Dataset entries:
------

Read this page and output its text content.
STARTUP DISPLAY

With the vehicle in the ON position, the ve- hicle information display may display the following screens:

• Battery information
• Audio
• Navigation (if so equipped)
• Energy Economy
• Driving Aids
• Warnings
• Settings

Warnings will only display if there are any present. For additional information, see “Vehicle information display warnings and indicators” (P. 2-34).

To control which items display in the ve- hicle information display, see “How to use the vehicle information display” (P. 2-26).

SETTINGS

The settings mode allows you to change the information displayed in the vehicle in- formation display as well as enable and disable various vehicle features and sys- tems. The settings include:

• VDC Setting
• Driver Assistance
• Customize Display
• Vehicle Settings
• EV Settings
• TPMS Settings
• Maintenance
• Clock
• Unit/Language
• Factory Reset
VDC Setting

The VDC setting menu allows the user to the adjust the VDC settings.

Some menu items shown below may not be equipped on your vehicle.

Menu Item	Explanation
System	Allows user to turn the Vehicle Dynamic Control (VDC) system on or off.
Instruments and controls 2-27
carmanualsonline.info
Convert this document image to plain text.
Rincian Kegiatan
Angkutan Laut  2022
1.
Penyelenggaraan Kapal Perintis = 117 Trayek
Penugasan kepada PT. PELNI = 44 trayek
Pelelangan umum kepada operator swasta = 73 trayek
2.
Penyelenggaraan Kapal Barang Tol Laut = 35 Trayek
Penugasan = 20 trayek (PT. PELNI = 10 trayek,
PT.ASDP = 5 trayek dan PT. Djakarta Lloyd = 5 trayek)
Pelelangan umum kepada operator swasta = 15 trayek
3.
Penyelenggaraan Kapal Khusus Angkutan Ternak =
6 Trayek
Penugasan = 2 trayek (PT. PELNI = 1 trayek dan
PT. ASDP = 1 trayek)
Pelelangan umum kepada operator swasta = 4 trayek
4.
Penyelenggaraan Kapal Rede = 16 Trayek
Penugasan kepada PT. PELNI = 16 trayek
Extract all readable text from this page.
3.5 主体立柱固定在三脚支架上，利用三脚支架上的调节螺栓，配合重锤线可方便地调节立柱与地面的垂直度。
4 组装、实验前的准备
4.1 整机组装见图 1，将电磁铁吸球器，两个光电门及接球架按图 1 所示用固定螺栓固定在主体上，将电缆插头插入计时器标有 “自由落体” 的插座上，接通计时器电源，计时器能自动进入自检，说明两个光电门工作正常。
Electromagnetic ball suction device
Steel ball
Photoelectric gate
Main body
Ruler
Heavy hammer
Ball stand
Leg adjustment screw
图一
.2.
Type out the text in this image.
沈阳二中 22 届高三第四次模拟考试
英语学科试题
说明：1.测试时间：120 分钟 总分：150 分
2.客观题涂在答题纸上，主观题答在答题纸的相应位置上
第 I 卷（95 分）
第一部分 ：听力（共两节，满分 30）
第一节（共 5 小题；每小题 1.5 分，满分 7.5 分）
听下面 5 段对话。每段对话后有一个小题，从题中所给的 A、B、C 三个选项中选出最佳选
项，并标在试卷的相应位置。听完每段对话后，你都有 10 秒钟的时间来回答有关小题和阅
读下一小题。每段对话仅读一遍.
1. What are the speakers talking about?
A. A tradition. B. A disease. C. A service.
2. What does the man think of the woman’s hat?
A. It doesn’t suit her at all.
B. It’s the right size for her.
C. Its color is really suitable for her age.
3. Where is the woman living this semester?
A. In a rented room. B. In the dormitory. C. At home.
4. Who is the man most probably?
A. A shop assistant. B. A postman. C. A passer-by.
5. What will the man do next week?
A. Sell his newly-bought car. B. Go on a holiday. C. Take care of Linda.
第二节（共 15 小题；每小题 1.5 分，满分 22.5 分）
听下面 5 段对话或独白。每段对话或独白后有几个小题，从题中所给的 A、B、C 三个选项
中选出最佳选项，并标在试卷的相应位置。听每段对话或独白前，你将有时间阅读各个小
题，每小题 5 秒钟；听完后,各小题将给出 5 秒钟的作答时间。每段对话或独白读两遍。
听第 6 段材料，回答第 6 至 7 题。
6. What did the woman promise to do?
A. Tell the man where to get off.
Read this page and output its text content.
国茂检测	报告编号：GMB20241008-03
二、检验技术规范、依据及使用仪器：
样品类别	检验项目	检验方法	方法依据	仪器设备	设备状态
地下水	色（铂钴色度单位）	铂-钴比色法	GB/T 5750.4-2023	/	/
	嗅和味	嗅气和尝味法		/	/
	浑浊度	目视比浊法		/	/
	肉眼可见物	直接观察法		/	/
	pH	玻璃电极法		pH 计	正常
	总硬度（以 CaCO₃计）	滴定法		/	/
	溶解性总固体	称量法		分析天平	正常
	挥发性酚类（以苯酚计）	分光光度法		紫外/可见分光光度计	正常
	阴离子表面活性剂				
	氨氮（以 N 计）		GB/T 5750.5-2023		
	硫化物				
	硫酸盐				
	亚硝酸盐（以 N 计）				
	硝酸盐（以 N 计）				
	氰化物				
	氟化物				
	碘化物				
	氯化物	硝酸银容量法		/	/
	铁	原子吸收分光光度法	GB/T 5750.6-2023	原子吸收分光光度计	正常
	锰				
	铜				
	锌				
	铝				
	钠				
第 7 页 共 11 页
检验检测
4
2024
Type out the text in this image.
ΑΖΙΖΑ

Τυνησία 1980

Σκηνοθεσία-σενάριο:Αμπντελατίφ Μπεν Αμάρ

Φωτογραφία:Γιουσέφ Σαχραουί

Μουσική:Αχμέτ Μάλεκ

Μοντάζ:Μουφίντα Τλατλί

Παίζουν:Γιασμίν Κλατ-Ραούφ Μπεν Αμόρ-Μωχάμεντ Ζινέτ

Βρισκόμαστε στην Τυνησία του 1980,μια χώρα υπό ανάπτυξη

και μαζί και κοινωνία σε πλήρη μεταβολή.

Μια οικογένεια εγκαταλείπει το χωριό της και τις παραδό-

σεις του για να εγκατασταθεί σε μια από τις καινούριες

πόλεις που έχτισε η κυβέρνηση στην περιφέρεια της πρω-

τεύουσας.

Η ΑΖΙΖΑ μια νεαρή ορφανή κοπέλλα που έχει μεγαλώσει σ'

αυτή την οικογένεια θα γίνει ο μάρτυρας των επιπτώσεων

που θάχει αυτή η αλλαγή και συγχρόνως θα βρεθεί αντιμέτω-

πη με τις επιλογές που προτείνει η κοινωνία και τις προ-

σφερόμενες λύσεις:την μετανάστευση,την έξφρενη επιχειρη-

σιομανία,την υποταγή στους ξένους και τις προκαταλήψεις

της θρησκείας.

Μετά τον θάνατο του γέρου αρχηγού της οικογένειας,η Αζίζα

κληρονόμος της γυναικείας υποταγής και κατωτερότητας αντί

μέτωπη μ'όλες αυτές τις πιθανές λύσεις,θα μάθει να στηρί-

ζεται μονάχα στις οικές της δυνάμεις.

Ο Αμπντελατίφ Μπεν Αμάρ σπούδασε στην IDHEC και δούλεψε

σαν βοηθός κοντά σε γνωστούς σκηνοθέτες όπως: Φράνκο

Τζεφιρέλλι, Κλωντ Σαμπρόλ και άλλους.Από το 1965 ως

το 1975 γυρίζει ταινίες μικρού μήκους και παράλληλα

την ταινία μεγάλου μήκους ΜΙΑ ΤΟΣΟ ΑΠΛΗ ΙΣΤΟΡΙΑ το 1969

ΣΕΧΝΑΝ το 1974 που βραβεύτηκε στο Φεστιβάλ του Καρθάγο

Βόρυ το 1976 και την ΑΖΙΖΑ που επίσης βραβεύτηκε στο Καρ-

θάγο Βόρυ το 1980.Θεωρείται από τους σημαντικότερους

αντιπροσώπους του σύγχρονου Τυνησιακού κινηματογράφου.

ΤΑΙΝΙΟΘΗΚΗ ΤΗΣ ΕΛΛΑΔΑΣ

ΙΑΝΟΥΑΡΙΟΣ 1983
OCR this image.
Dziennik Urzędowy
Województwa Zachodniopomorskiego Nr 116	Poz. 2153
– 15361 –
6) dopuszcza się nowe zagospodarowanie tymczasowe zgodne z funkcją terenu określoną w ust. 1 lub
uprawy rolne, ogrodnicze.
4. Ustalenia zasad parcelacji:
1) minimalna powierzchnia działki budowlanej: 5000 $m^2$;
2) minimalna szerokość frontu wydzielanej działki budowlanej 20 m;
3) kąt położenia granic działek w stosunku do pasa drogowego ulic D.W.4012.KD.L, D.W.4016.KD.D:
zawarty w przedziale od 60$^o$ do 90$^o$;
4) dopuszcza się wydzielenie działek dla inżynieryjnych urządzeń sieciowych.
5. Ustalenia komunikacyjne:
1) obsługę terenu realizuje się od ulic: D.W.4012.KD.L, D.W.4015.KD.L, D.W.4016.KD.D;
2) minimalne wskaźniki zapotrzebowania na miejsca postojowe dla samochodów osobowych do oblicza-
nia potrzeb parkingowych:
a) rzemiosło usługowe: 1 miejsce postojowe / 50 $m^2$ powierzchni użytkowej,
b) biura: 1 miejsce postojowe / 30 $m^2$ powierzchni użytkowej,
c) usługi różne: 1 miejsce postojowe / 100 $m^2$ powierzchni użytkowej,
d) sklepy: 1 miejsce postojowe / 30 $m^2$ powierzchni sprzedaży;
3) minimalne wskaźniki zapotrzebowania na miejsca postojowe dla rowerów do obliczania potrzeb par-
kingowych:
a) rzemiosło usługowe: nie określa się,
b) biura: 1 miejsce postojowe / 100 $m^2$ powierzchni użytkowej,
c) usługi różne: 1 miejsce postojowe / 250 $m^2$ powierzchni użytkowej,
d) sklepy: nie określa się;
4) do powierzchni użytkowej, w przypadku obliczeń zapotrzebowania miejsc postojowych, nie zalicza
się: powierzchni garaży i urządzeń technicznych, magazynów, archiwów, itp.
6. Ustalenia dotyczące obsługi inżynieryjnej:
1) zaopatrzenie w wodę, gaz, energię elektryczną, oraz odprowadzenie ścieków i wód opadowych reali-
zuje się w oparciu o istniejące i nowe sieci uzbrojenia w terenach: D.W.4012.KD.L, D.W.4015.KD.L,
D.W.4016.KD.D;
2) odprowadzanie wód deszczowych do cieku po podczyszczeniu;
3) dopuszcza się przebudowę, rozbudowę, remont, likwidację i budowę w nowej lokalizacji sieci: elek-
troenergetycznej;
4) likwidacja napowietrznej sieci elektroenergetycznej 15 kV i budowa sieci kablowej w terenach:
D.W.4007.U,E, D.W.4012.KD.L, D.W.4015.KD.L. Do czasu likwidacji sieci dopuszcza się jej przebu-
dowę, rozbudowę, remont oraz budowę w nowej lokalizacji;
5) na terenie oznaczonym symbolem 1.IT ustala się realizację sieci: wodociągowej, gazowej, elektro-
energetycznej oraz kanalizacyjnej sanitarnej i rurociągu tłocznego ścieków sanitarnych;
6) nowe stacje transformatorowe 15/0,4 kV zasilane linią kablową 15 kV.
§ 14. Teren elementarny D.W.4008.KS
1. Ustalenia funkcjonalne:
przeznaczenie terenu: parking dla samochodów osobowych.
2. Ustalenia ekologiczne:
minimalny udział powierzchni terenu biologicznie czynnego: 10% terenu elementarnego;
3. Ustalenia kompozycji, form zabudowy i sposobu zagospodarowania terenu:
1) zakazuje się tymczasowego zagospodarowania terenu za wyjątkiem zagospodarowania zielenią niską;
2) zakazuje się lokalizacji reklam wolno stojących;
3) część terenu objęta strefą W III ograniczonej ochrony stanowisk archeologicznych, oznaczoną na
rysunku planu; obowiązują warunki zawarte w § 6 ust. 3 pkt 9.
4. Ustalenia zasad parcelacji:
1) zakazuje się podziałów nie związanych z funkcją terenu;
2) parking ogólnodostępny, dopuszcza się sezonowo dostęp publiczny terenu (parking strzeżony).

------

▶ _GIVEN REQUEST_
State how many lines in the records above contain the word "wskaźniki", giving only the number.

▶ _OUTPUT OF THE EXERCISE_
2